**To be done**:
Copy out all lines with the word "Rate" in them.

**Listed entries**:
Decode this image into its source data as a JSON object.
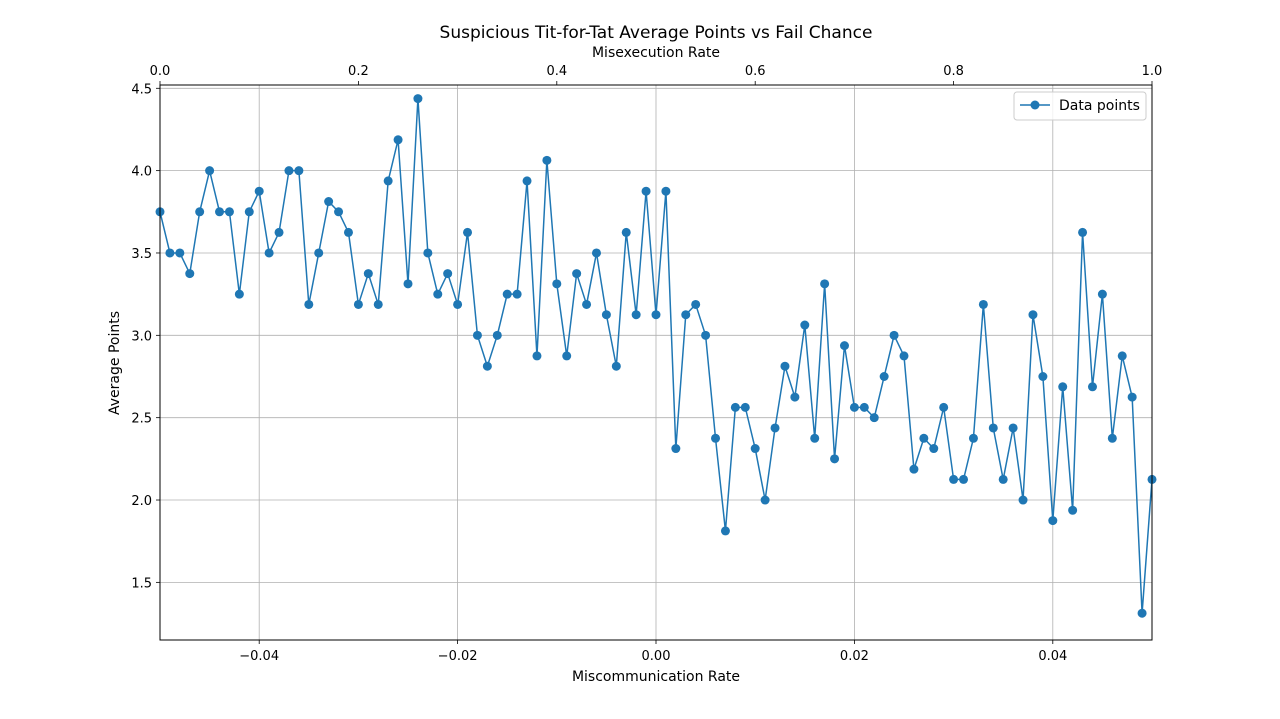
{
  "chart_data": {
    "type": "line",
    "title": "Suspicious Tit-for-Tat Average Points vs Fail Chance",
    "xlabel": "Miscommunication Rate",
    "ylabel": "Average Points",
    "top_xlabel": "Misexecution Rate",
    "xlim": [
      -0.05,
      0.05
    ],
    "ylim": [
      1.15,
      4.52
    ],
    "top_xlim": [
      0.0,
      1.0
    ],
    "x_ticks": [
      -0.04,
      -0.02,
      0.0,
      0.02,
      0.04
    ],
    "x_tick_labels": [
      "−0.04",
      "−0.02",
      "0.00",
      "0.02",
      "0.04"
    ],
    "y_ticks": [
      1.5,
      2.0,
      2.5,
      3.0,
      3.5,
      4.0,
      4.5
    ],
    "y_tick_labels": [
      "1.5",
      "2.0",
      "2.5",
      "3.0",
      "3.5",
      "4.0",
      "4.5"
    ],
    "top_x_ticks": [
      0.0,
      0.2,
      0.4,
      0.6,
      0.8,
      1.0
    ],
    "top_x_tick_labels": [
      "0.0",
      "0.2",
      "0.4",
      "0.6",
      "0.8",
      "1.0"
    ],
    "grid": true,
    "legend_position": "top-right",
    "series": [
      {
        "name": "Data points",
        "color": "#1f77b4",
        "x": [
          -0.05,
          -0.049,
          -0.048,
          -0.047,
          -0.046,
          -0.045,
          -0.044,
          -0.043,
          -0.042,
          -0.041,
          -0.04,
          -0.039,
          -0.038,
          -0.037,
          -0.036,
          -0.035,
          -0.034,
          -0.033,
          -0.032,
          -0.031,
          -0.03,
          -0.029,
          -0.028,
          -0.027,
          -0.026,
          -0.025,
          -0.024,
          -0.023,
          -0.022,
          -0.021,
          -0.02,
          -0.019,
          -0.018,
          -0.017,
          -0.016,
          -0.015,
          -0.014,
          -0.013,
          -0.012,
          -0.011,
          -0.01,
          -0.009,
          -0.008,
          -0.007,
          -0.006,
          -0.005,
          -0.004,
          -0.003,
          -0.002,
          -0.001,
          0.0,
          0.001,
          0.002,
          0.003,
          0.004,
          0.005,
          0.006,
          0.007,
          0.008,
          0.009,
          0.01,
          0.011,
          0.012,
          0.013,
          0.014,
          0.015,
          0.016,
          0.017,
          0.018,
          0.019,
          0.02,
          0.021,
          0.022,
          0.023,
          0.024,
          0.025,
          0.026,
          0.027,
          0.028,
          0.029,
          0.03,
          0.031,
          0.032,
          0.033,
          0.034,
          0.035,
          0.036,
          0.037,
          0.038,
          0.039,
          0.04,
          0.041,
          0.042,
          0.043,
          0.044,
          0.045,
          0.046,
          0.047,
          0.048,
          0.049,
          0.05
        ],
        "y": [
          3.75,
          3.5,
          3.5,
          3.375,
          3.75,
          4.0,
          3.75,
          3.75,
          3.25,
          3.75,
          3.875,
          3.5,
          3.625,
          4.0,
          4.0,
          3.1875,
          3.5,
          3.8125,
          3.75,
          3.625,
          3.1875,
          3.375,
          3.1875,
          3.9375,
          4.1875,
          3.3125,
          4.4375,
          3.5,
          3.25,
          3.375,
          3.1875,
          3.625,
          3.0,
          2.8125,
          3.0,
          3.25,
          3.25,
          3.9375,
          2.875,
          4.0625,
          3.3125,
          2.875,
          3.375,
          3.1875,
          3.5,
          3.125,
          2.8125,
          3.625,
          3.125,
          3.875,
          3.125,
          3.875,
          2.3125,
          3.125,
          3.1875,
          3.0,
          2.375,
          1.8125,
          2.5625,
          2.5625,
          2.3125,
          2.0,
          2.4375,
          2.8125,
          2.625,
          3.0625,
          2.375,
          3.3125,
          2.25,
          2.9375,
          2.5625,
          2.5625,
          2.5,
          2.75,
          3.0,
          2.875,
          2.1875,
          2.375,
          2.3125,
          2.5625,
          2.125,
          2.125,
          2.375,
          3.1875,
          2.4375,
          2.125,
          2.4375,
          2.0,
          3.125,
          2.75,
          1.875,
          2.6875,
          1.9375,
          3.625,
          2.6875,
          3.25,
          2.375,
          2.875,
          2.625,
          1.3125,
          2.125
        ]
      }
    ]
  }
}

**Result**:
    "xlabel": "Miscommunication Rate",
    "top_xlabel": "Misexecution Rate",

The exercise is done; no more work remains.